## Given instruction
Tally every line featuring "text", then give that tally alone.

= = = = = = =

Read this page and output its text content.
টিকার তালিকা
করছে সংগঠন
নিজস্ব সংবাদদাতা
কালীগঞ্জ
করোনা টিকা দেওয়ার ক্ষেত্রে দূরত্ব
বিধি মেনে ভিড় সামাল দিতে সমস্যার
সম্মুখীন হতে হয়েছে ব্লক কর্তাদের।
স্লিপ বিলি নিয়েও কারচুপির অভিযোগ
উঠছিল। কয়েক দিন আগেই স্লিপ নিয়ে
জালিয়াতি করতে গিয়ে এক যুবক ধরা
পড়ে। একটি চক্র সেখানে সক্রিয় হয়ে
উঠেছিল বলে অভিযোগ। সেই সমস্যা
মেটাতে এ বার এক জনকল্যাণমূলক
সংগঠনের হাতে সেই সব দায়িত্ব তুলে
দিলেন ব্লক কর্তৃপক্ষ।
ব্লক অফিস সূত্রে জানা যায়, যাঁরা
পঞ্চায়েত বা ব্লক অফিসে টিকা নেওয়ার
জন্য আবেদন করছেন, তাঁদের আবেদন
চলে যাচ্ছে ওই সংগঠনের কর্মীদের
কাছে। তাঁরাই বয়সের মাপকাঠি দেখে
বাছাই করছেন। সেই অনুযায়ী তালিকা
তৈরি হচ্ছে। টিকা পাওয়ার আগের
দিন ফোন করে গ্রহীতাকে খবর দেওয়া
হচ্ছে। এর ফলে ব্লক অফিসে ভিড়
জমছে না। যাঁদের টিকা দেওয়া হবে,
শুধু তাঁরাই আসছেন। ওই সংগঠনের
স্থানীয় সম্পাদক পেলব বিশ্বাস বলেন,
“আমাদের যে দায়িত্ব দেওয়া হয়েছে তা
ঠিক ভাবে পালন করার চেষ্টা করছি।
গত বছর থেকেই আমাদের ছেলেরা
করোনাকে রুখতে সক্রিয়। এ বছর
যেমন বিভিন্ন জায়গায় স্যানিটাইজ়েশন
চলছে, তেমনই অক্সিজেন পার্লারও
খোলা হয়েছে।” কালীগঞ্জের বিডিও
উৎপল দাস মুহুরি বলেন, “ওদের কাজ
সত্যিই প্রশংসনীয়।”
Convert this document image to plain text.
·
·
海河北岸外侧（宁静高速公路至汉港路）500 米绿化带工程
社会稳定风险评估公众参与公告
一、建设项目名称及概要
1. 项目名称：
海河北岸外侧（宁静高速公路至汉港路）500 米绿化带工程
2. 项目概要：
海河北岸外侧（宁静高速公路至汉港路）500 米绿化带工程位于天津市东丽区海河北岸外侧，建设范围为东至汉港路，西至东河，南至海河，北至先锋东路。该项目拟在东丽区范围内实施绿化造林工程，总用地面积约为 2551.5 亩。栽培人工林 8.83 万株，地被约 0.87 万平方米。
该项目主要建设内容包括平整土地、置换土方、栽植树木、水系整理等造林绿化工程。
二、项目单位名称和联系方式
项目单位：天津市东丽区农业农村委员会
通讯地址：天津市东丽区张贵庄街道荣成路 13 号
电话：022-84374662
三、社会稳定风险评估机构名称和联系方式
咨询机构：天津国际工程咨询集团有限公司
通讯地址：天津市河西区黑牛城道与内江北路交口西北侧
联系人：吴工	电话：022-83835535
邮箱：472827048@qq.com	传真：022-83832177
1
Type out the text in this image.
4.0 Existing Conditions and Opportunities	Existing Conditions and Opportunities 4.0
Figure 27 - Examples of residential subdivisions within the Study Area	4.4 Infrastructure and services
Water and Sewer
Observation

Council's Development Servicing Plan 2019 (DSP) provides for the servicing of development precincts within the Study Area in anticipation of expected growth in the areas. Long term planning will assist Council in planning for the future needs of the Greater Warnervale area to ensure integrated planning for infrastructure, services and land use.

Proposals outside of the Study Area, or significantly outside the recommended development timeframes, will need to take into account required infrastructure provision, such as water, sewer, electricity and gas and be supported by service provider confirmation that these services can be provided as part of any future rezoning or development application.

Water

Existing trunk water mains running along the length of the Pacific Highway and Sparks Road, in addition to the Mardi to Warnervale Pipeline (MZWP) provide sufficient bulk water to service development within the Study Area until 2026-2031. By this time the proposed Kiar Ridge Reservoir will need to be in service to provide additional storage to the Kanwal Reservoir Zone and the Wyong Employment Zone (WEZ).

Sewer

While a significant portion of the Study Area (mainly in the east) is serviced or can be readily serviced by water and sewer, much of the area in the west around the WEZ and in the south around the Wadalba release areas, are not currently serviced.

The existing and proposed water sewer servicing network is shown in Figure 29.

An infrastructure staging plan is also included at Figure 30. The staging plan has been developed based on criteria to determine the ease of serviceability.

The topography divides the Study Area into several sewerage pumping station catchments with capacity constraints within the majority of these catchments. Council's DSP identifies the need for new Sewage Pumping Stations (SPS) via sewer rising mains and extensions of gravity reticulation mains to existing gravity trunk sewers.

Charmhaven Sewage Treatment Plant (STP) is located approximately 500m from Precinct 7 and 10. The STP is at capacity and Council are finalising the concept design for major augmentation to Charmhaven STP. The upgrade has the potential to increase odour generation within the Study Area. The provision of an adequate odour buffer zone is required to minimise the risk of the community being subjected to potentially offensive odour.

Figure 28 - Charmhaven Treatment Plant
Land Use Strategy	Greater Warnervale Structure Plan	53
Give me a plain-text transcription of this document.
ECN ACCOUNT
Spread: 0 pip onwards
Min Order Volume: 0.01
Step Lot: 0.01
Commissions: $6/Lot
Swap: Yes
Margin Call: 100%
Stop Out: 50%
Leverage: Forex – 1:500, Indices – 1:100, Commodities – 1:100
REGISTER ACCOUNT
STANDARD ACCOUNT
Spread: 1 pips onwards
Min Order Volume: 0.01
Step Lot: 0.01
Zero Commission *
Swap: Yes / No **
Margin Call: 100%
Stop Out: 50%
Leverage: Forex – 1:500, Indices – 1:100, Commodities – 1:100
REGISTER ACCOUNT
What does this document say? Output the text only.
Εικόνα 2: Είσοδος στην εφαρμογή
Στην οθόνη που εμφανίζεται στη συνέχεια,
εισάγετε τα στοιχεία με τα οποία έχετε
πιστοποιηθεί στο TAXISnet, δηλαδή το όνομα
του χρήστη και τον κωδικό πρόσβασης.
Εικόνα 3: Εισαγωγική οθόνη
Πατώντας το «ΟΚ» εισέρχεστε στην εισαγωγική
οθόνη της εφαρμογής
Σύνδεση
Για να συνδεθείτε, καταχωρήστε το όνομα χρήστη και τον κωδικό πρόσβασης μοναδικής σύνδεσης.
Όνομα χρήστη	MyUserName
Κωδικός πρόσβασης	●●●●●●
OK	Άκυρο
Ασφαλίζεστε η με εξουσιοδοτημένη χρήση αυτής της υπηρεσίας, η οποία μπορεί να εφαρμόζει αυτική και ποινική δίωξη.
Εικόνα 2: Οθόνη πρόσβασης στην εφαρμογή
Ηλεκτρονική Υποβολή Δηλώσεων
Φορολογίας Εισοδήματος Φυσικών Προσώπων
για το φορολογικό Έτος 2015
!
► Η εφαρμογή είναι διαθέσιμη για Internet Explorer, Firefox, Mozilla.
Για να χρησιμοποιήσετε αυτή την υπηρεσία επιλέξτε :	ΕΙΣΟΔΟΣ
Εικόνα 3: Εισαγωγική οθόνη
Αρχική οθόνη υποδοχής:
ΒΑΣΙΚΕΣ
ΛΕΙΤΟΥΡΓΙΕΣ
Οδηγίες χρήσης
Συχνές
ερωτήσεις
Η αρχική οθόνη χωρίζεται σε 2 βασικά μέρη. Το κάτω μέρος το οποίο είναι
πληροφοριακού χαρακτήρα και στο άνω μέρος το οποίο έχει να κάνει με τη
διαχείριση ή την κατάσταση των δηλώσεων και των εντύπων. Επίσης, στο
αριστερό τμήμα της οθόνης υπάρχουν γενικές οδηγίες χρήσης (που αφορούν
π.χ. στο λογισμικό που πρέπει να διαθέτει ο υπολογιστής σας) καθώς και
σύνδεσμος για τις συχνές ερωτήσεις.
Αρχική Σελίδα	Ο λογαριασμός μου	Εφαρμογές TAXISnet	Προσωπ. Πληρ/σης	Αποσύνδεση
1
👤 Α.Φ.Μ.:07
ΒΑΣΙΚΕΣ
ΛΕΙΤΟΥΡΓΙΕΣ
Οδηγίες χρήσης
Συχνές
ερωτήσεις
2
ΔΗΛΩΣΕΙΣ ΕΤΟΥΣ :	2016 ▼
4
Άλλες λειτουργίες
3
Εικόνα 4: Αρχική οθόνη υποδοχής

= = = = = = =

## Exercise response
5